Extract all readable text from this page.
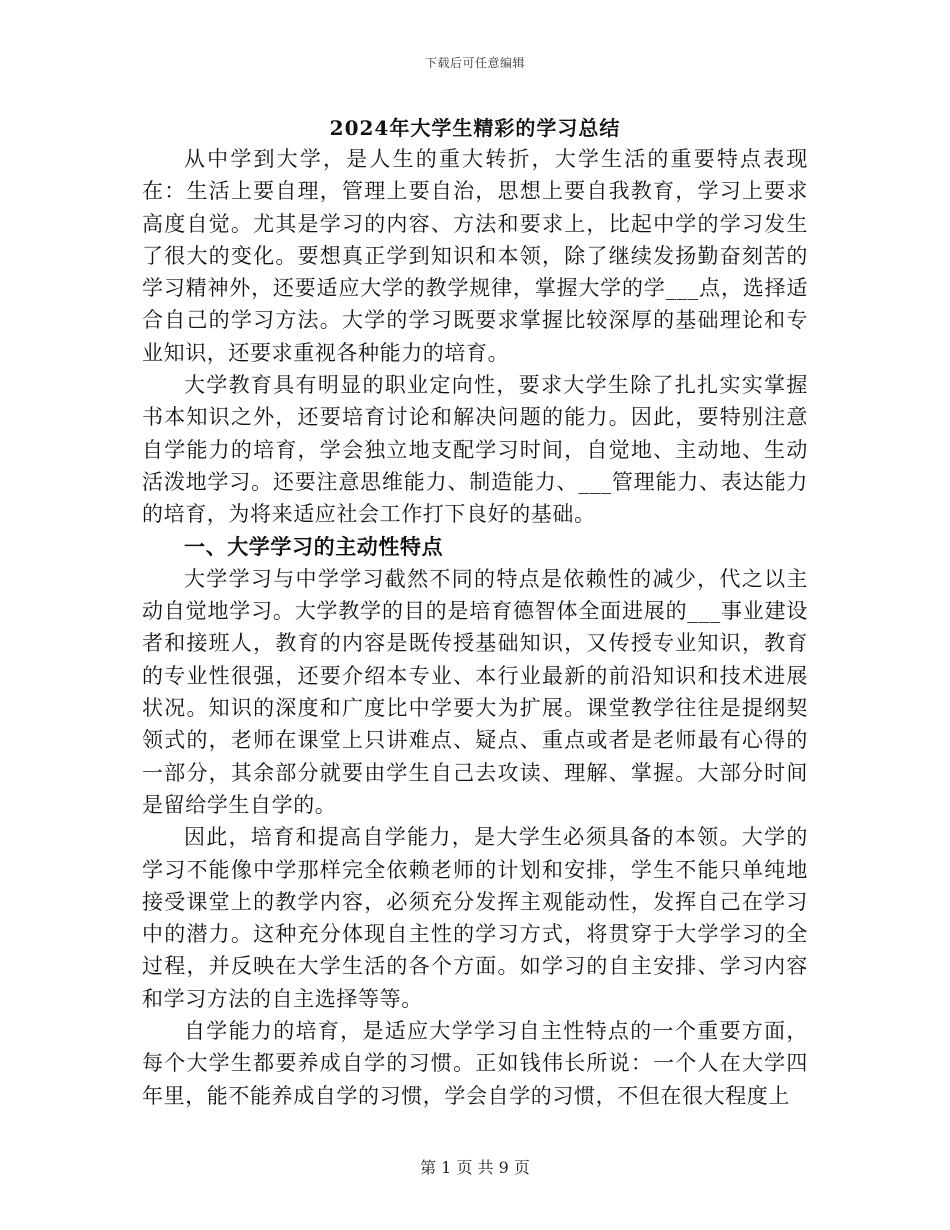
下载后可任意编辑
2024年大学生精彩的学习总结

从中学到大学，是人生的重大转折，大学生活的重要特点表现在：生活上要自理，管理上要自治，思想上要自我教育，学习上要求高度自觉。尤其是学习的内容、方法和要求上，比起中学的学习发生了很大的变化。要想真正学到知识和本领，除了继续发扬勤奋刻苦的学习精神外，还要适应大学的教学规律，掌握大学的学___点，选择适合自己的学习方法。大学的学习既要求掌握比较深厚的基础理论和专业知识，还要求重视各种能力的培育。

大学教育具有明显的职业定向性，要求大学生除了扎扎实实掌握书本知识之外，还要培育讨论和解决问题的能力。因此，要特别注意自学能力的培育，学会独立地支配学习时间，自觉地、主动地、生动活泼地学习。还要注意思维能力、制造能力、___管理能力、表达能力的培育，为将来适应社会工作打下良好的基础。

一、大学学习的主动性特点

大学学习与中学学习截然不同的特点是依赖性的减少，代之以主动自觉地学习。大学教学的目的是培育德智体全面进展的___事业建设者和接班人，教育的内容是既传授基础知识，又传授专业知识，教育的专业性很强，还要介绍本专业、本行业最新的前沿知识和技术进展状况。知识的深度和广度比中学要大为扩展。课堂教学往往是提纲契领式的，老师在课堂上只讲难点、疑点、重点或者是老师最有心得的一部分，其余部分就要由学生自己去攻读、理解、掌握。大部分时间是留给学生自学的。

因此，培育和提高自学能力，是大学生必须具备的本领。大学的学习不能像中学那样完全依赖老师的计划和安排，学生不能只单纯地接受课堂上的教学内容，必须充分发挥主观能动性，发挥自己在学习中的潜力。这种充分体现自主性的学习方式，将贯穿于大学学习的全过程，并反映在大学生活的各个方面。如学习的自主安排、学习内容和学习方法的自主选择等等。

自学能力的培育，是适应大学学习自主性特点的一个重要方面，每个大学生都要养成自学的习惯。正如钱伟长所说：一个人在大学四年里，能不能养成自学的习惯，学会自学的习惯，不但在很大程度上

第 1 页 共 9 页
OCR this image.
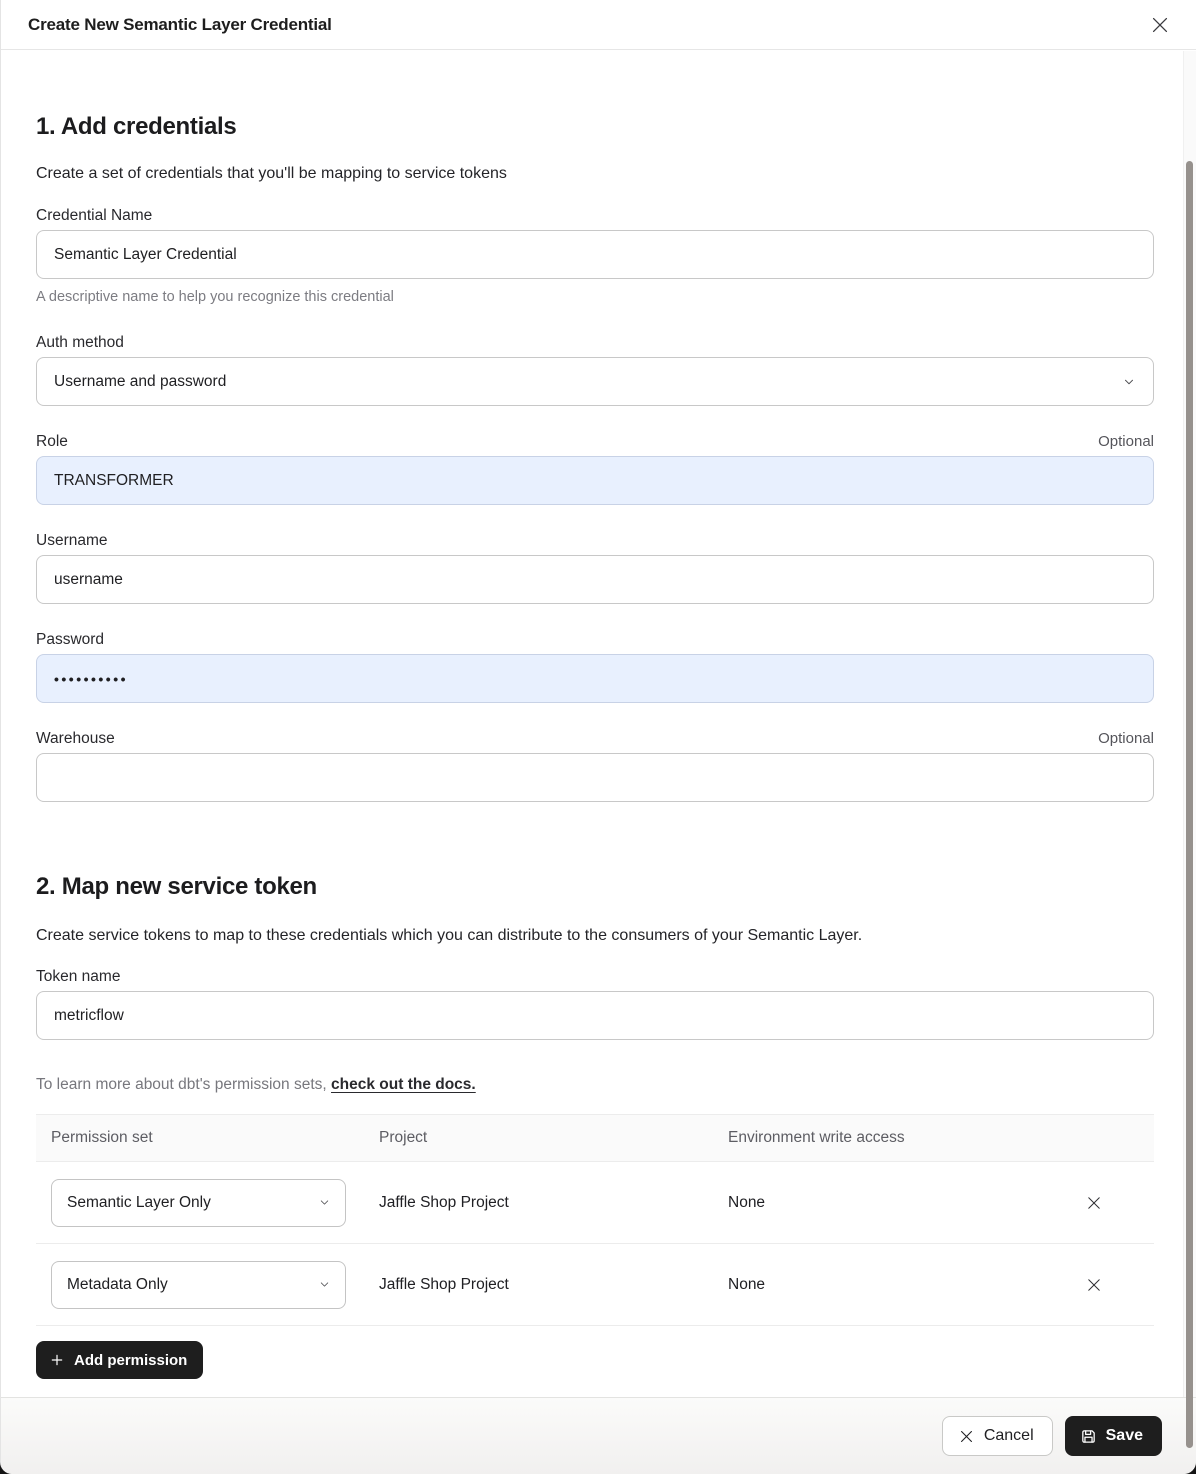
Create New Semantic Layer Credential
1. Add credentials

Create a set of credentials that you'll be mapping to service tokens

Credential Name
Semantic Layer Credential
A descriptive name to help you recognize this credential
Auth method
Username and password
Role	Optional
TRANSFORMER
Username
username
Password
••••••••••
Warehouse	Optional
2. Map new service token

Create service tokens to map to these credentials which you can distribute to the consumers of your Semantic Layer.

Token name
metricflow
To learn more about dbt's permission sets, check out the docs.
Permission set	Project	Environment write access
Semantic Layer Only	Jaffle Shop Project	None
Metadata Only	Jaffle Shop Project	None
Add permission
Cancel	Save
——————————
The task
Without the pictures, retype the whole of the material above exactly.

The answer
Extract all readable text from this page.
下载后可任意编辑
2024年大学生精彩的学习总结

从中学到大学，是人生的重大转折，大学生活的重要特点表现在：生活上要自理，管理上要自治，思想上要自我教育，学习上要求高度自觉。尤其是学习的内容、方法和要求上，比起中学的学习发生了很大的变化。要想真正学到知识和本领，除了继续发扬勤奋刻苦的学习精神外，还要适应大学的教学规律，掌握大学的学___点，选择适合自己的学习方法。大学的学习既要求掌握比较深厚的基础理论和专业知识，还要求重视各种能力的培育。

大学教育具有明显的职业定向性，要求大学生除了扎扎实实掌握书本知识之外，还要培育讨论和解决问题的能力。因此，要特别注意自学能力的培育，学会独立地支配学习时间，自觉地、主动地、生动活泼地学习。还要注意思维能力、制造能力、___管理能力、表达能力的培育，为将来适应社会工作打下良好的基础。

一、大学学习的主动性特点

大学学习与中学学习截然不同的特点是依赖性的减少，代之以主动自觉地学习。大学教学的目的是培育德智体全面进展的___事业建设者和接班人，教育的内容是既传授基础知识，又传授专业知识，教育的专业性很强，还要介绍本专业、本行业最新的前沿知识和技术进展状况。知识的深度和广度比中学要大为扩展。课堂教学往往是提纲契领式的，老师在课堂上只讲难点、疑点、重点或者是老师最有心得的一部分，其余部分就要由学生自己去攻读、理解、掌握。大部分时间是留给学生自学的。

因此，培育和提高自学能力，是大学生必须具备的本领。大学的学习不能像中学那样完全依赖老师的计划和安排，学生不能只单纯地接受课堂上的教学内容，必须充分发挥主观能动性，发挥自己在学习中的潜力。这种充分体现自主性的学习方式，将贯穿于大学学习的全过程，并反映在大学生活的各个方面。如学习的自主安排、学习内容和学习方法的自主选择等等。

自学能力的培育，是适应大学学习自主性特点的一个重要方面，每个大学生都要养成自学的习惯。正如钱伟长所说：一个人在大学四年里，能不能养成自学的习惯，学会自学的习惯，不但在很大程度上

第 1 页 共 9 页
OCR this image.
Create New Semantic Layer Credential
1. Add credentials

Create a set of credentials that you'll be mapping to service tokens

Credential Name
Semantic Layer Credential
A descriptive name to help you recognize this credential
Auth method
Username and password
Role	Optional
TRANSFORMER
Username
username
Password
••••••••••
Warehouse	Optional
2. Map new service token

Create service tokens to map to these credentials which you can distribute to the consumers of your Semantic Layer.

Token name
metricflow
To learn more about dbt's permission sets, check out the docs.
Permission set	Project	Environment write access
Semantic Layer Only	Jaffle Shop Project	None
Metadata Only	Jaffle Shop Project	None
Add permission
Cancel	Save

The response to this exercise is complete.